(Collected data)
-----
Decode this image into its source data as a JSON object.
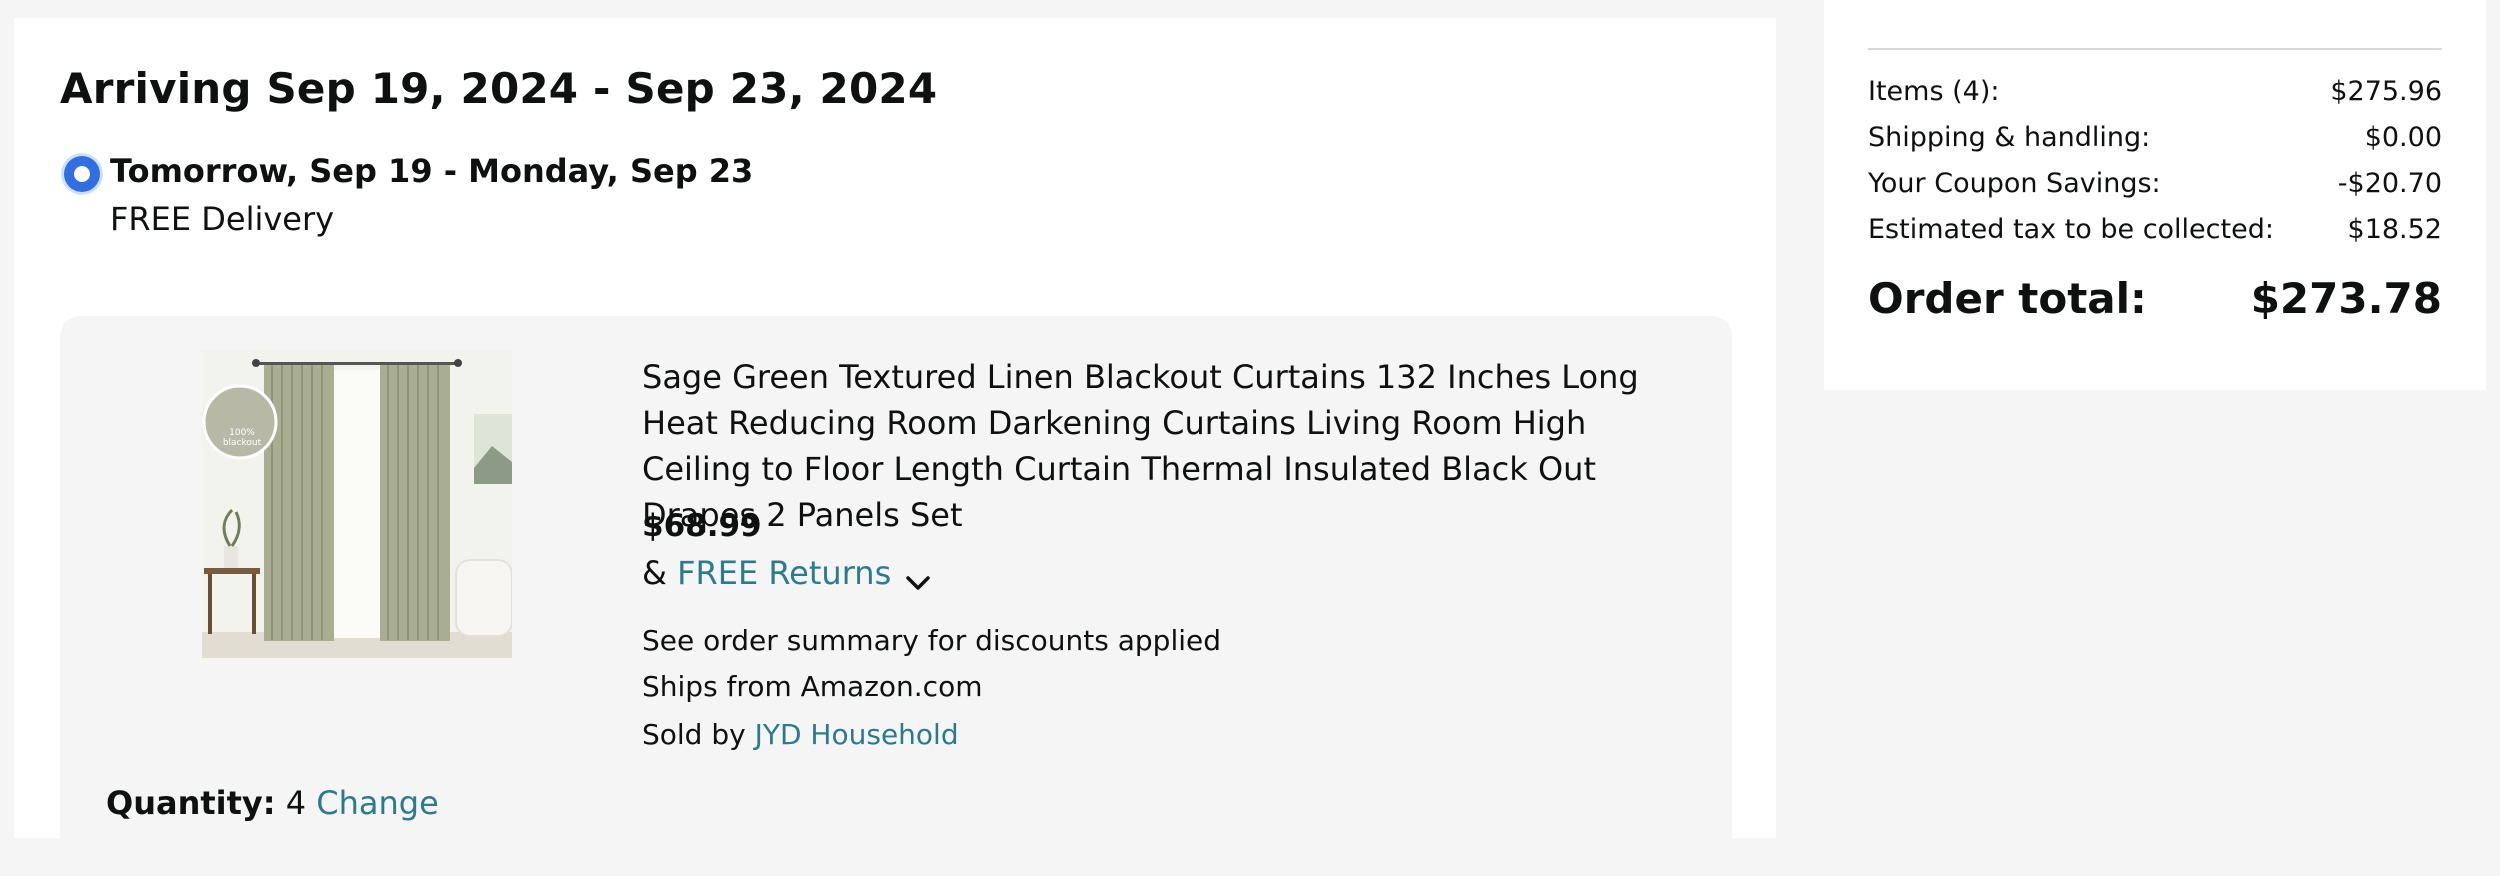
{
  "delivery": {
    "arriving_heading": "Arriving Sep 19, 2024 - Sep 23, 2024",
    "option_title": "Tomorrow, Sep 19 - Monday, Sep 23",
    "option_subtitle": "FREE Delivery"
  },
  "item": {
    "image_caption": "100% blackout",
    "title": "Sage Green Textured Linen Blackout Curtains 132 Inches Long Heat Reducing Room Darkening Curtains Living Room High Ceiling to Floor Length Curtain Thermal Insulated Black Out Drapes 2 Panels Set",
    "price": "$68.99",
    "returns_prefix": "& ",
    "returns_link": "FREE Returns",
    "discount_note": "See order summary for discounts applied",
    "ships_from": "Ships from Amazon.com",
    "sold_by_prefix": "Sold by ",
    "sold_by_link": "JYD Household",
    "quantity_label": "Quantity:",
    "quantity_value": "4",
    "quantity_change": "Change"
  },
  "summary": {
    "rows": [
      {
        "label": "Items (4):",
        "value": "$275.96"
      },
      {
        "label": "Shipping & handling:",
        "value": "$0.00"
      },
      {
        "label": "Your Coupon Savings:",
        "value": "-$20.70"
      },
      {
        "label": "Estimated tax to be collected:",
        "value": "$18.52"
      }
    ],
    "total_label": "Order total:",
    "total_value": "$273.78"
  },
  "icons": {
    "radio": "radio-selected-icon",
    "returns_toggle": "chevron-down-icon"
  },
  "colors": {
    "link": "#2c7a8e",
    "radio": "#2f6ee3",
    "page_bg": "#f5f5f5",
    "item_bg": "#f5f5f5"
  }
}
-----
• What is being asked: The material above must be printed exactly, with its pictures left out.

• Task result:
Decode this image into its source data as a JSON object.
{
  "delivery": {
    "arriving_heading": "Arriving Sep 19, 2024 - Sep 23, 2024",
    "option_title": "Tomorrow, Sep 19 - Monday, Sep 23",
    "option_subtitle": "FREE Delivery"
  },
  "item": {
    "image_caption": "100% blackout",
    "title": "Sage Green Textured Linen Blackout Curtains 132 Inches Long Heat Reducing Room Darkening Curtains Living Room High Ceiling to Floor Length Curtain Thermal Insulated Black Out Drapes 2 Panels Set",
    "price": "$68.99",
    "returns_prefix": "& ",
    "returns_link": "FREE Returns",
    "discount_note": "See order summary for discounts applied",
    "ships_from": "Ships from Amazon.com",
    "sold_by_prefix": "Sold by ",
    "sold_by_link": "JYD Household",
    "quantity_label": "Quantity:",
    "quantity_value": "4",
    "quantity_change": "Change"
  },
  "summary": {
    "rows": [
      {
        "label": "Items (4):",
        "value": "$275.96"
      },
      {
        "label": "Shipping & handling:",
        "value": "$0.00"
      },
      {
        "label": "Your Coupon Savings:",
        "value": "-$20.70"
      },
      {
        "label": "Estimated tax to be collected:",
        "value": "$18.52"
      }
    ],
    "total_label": "Order total:",
    "total_value": "$273.78"
  },
  "icons": {
    "radio": "radio-selected-icon",
    "returns_toggle": "chevron-down-icon"
  },
  "colors": {
    "link": "#2c7a8e",
    "radio": "#2f6ee3",
    "page_bg": "#f5f5f5",
    "item_bg": "#f5f5f5"
  }
}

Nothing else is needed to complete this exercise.